Living things also churn out methane, too. Cows and other livestock produce enormous amounts of the greenhouse gas. And simple lifeforms, known as methanogens, also produce methane.
All this means that, on Earth, methane is a sign of life. That’s given astronomers good reason to see methane as a potential signal of microbes on Mars.
Like Earth, it also has methane-destroying conditions. The Red Planet’s atmosphere is almost completely made of carbon dioxide. And even the ultraviolet light that penetrates Mars’ weak atmosphere could destroy it.
So, any methane we do see must have been released into the atmosphere very recently.
But life isn’t the only process that makes methane. We know that because it’s abundant on Uranus and Neptune. And there’s enough of the stuff to create bizarre landscapes on the surfaces of Pluto and Titan. And even on Earth, a small amount of methane is made in specific sorts of volcanic reactions, even if it doesn’t stick around long.

Dataset items
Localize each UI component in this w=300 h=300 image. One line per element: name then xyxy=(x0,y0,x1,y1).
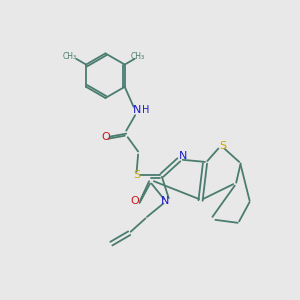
Text: O: O xyxy=(131,196,140,206)
Text: N: N xyxy=(132,105,141,115)
Text: H: H xyxy=(142,105,150,115)
Text: N: N xyxy=(161,196,169,206)
Text: O: O xyxy=(101,132,110,142)
Text: S: S xyxy=(133,170,140,180)
Text: CH₃: CH₃ xyxy=(131,52,145,61)
Text: N: N xyxy=(178,151,187,161)
Text: S: S xyxy=(219,140,226,151)
Text: CH₃: CH₃ xyxy=(63,52,77,61)
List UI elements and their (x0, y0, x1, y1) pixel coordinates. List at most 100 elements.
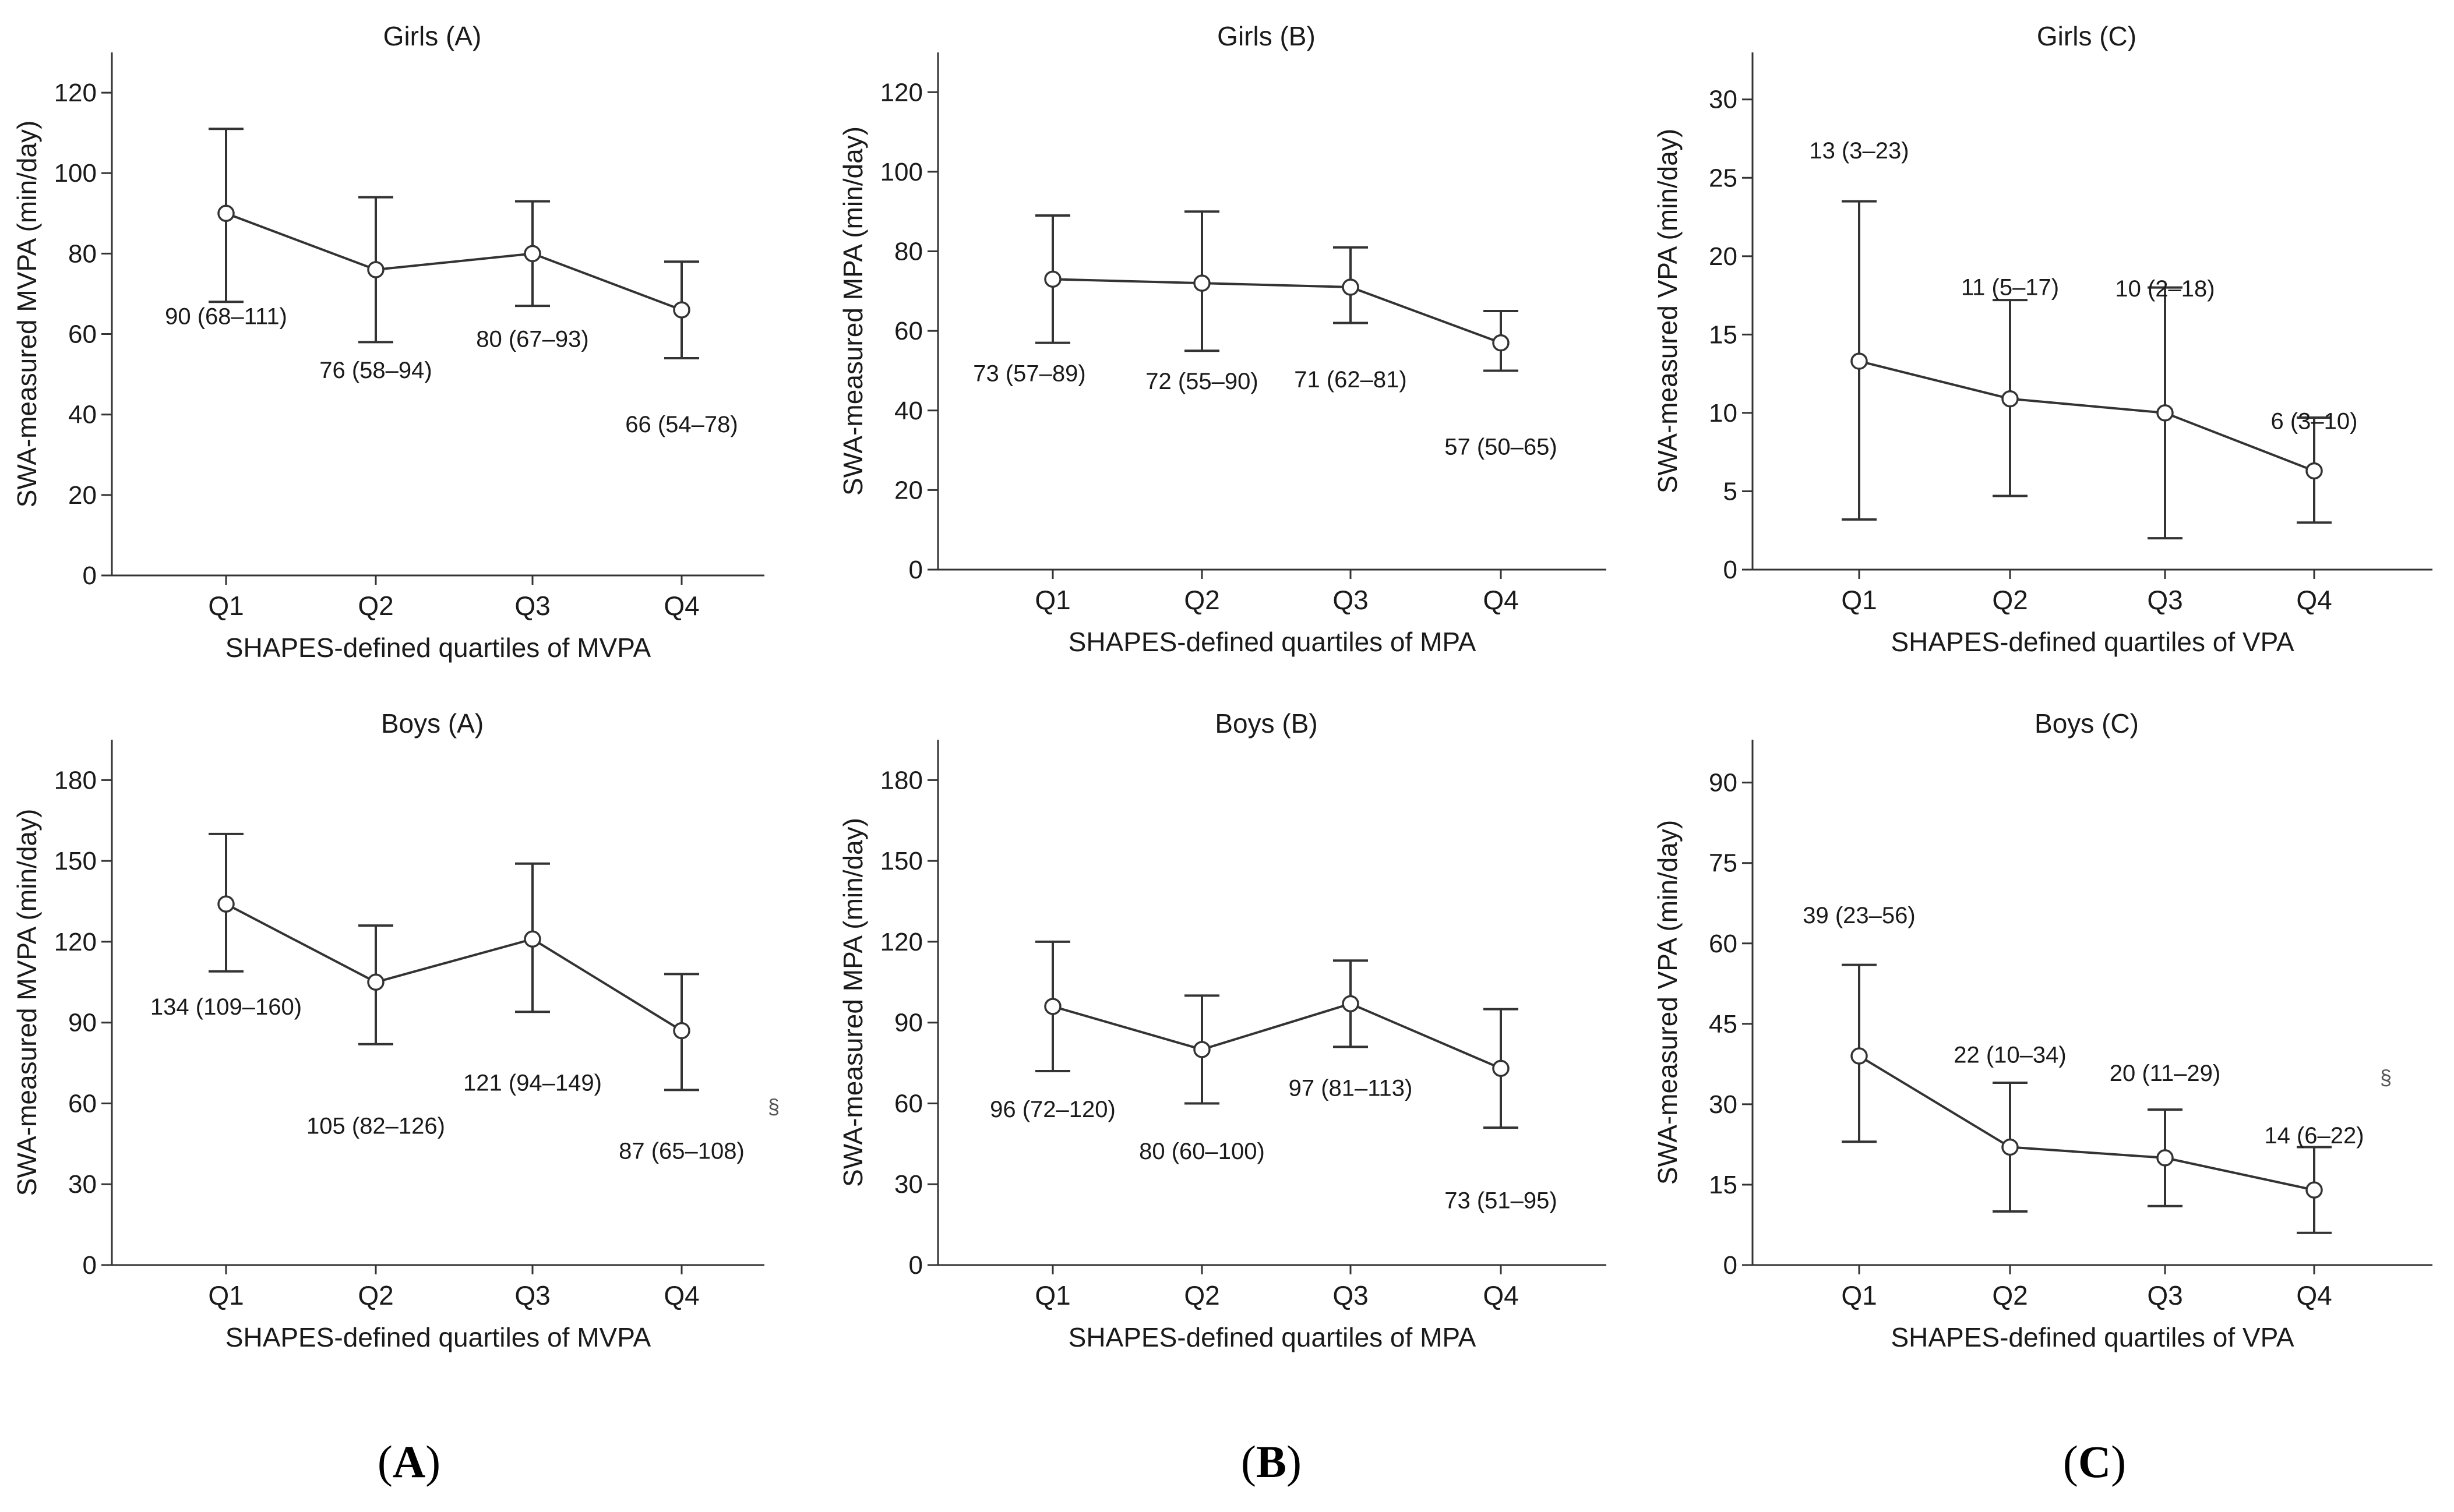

### SHORT EXERCISE
Go on with the passage on methane, starting after its last sentence. The records above are separate material and have nothing to do with the passage on methane.

### RESPONSE TO THIS EXERCISE
But Mars has no active volcanoes. And it doesn’t have ways of replenishing methane like those outer solar system worlds.
To truly find out what’s causing these seasonal surges of methane, we’ll need new Mars missions capable of better searching for definitive signs of life. And, thankfully, those spacecraft are already in the works. NASA’s Mars 2020 rover, which will launch in a couple years, is custom-built for this purpose. And the European Space Agency’s ExoMars rover should soon follow with similar aims.
Whatever the final cause — whether microbes or natural chemistry — we’re now closer to finding the source of Mars’ methane than ever before.